Dataset excerpt:
================================

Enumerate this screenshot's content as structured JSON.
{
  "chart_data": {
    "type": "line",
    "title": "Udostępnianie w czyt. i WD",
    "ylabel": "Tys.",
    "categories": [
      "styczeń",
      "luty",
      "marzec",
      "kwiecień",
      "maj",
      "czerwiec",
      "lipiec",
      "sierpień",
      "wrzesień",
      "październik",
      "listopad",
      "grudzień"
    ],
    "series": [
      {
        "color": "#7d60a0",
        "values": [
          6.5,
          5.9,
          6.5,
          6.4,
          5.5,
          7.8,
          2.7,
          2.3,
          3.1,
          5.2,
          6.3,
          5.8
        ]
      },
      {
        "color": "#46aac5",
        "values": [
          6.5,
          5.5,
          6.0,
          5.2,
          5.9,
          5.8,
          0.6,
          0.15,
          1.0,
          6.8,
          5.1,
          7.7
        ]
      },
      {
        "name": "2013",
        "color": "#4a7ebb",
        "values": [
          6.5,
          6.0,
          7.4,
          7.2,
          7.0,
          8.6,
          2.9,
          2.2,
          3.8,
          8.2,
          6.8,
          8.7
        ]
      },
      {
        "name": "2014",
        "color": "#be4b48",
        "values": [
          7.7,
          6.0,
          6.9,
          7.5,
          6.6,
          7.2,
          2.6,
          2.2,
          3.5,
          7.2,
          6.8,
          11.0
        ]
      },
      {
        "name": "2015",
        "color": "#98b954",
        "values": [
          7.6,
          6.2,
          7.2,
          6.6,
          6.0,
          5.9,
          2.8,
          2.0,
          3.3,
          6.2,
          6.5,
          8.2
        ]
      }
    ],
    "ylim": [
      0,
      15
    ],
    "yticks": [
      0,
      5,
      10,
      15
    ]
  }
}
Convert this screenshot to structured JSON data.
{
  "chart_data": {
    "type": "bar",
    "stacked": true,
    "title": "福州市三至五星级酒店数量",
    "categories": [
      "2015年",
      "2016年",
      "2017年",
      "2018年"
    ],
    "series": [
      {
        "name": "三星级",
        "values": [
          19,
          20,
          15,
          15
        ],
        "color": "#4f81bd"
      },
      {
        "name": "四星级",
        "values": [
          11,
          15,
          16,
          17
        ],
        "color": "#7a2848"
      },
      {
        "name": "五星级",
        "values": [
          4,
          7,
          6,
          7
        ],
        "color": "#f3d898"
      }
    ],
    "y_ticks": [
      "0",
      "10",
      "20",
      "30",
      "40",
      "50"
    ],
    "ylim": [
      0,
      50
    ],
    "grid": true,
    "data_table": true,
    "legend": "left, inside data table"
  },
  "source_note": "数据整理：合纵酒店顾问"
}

================================

• **Stated task**
All of the entries need to be reproduced exactly; please write them out.

• **Completed exercise**
Enumerate this screenshot's content as structured JSON.
{
  "chart_data": {
    "type": "line",
    "title": "Udostępnianie w czyt. i WD",
    "ylabel": "Tys.",
    "categories": [
      "styczeń",
      "luty",
      "marzec",
      "kwiecień",
      "maj",
      "czerwiec",
      "lipiec",
      "sierpień",
      "wrzesień",
      "październik",
      "listopad",
      "grudzień"
    ],
    "series": [
      {
        "color": "#7d60a0",
        "values": [
          6.5,
          5.9,
          6.5,
          6.4,
          5.5,
          7.8,
          2.7,
          2.3,
          3.1,
          5.2,
          6.3,
          5.8
        ]
      },
      {
        "color": "#46aac5",
        "values": [
          6.5,
          5.5,
          6.0,
          5.2,
          5.9,
          5.8,
          0.6,
          0.15,
          1.0,
          6.8,
          5.1,
          7.7
        ]
      },
      {
        "name": "2013",
        "color": "#4a7ebb",
        "values": [
          6.5,
          6.0,
          7.4,
          7.2,
          7.0,
          8.6,
          2.9,
          2.2,
          3.8,
          8.2,
          6.8,
          8.7
        ]
      },
      {
        "name": "2014",
        "color": "#be4b48",
        "values": [
          7.7,
          6.0,
          6.9,
          7.5,
          6.6,
          7.2,
          2.6,
          2.2,
          3.5,
          7.2,
          6.8,
          11.0
        ]
      },
      {
        "name": "2015",
        "color": "#98b954",
        "values": [
          7.6,
          6.2,
          7.2,
          6.6,
          6.0,
          5.9,
          2.8,
          2.0,
          3.3,
          6.2,
          6.5,
          8.2
        ]
      }
    ],
    "ylim": [
      0,
      15
    ],
    "yticks": [
      0,
      5,
      10,
      15
    ]
  }
}
Convert this screenshot to structured JSON data.
{
  "chart_data": {
    "type": "bar",
    "stacked": true,
    "title": "福州市三至五星级酒店数量",
    "categories": [
      "2015年",
      "2016年",
      "2017年",
      "2018年"
    ],
    "series": [
      {
        "name": "三星级",
        "values": [
          19,
          20,
          15,
          15
        ],
        "color": "#4f81bd"
      },
      {
        "name": "四星级",
        "values": [
          11,
          15,
          16,
          17
        ],
        "color": "#7a2848"
      },
      {
        "name": "五星级",
        "values": [
          4,
          7,
          6,
          7
        ],
        "color": "#f3d898"
      }
    ],
    "y_ticks": [
      "0",
      "10",
      "20",
      "30",
      "40",
      "50"
    ],
    "ylim": [
      0,
      50
    ],
    "grid": true,
    "data_table": true,
    "legend": "left, inside data table"
  },
  "source_note": "数据整理：合纵酒店顾问"
}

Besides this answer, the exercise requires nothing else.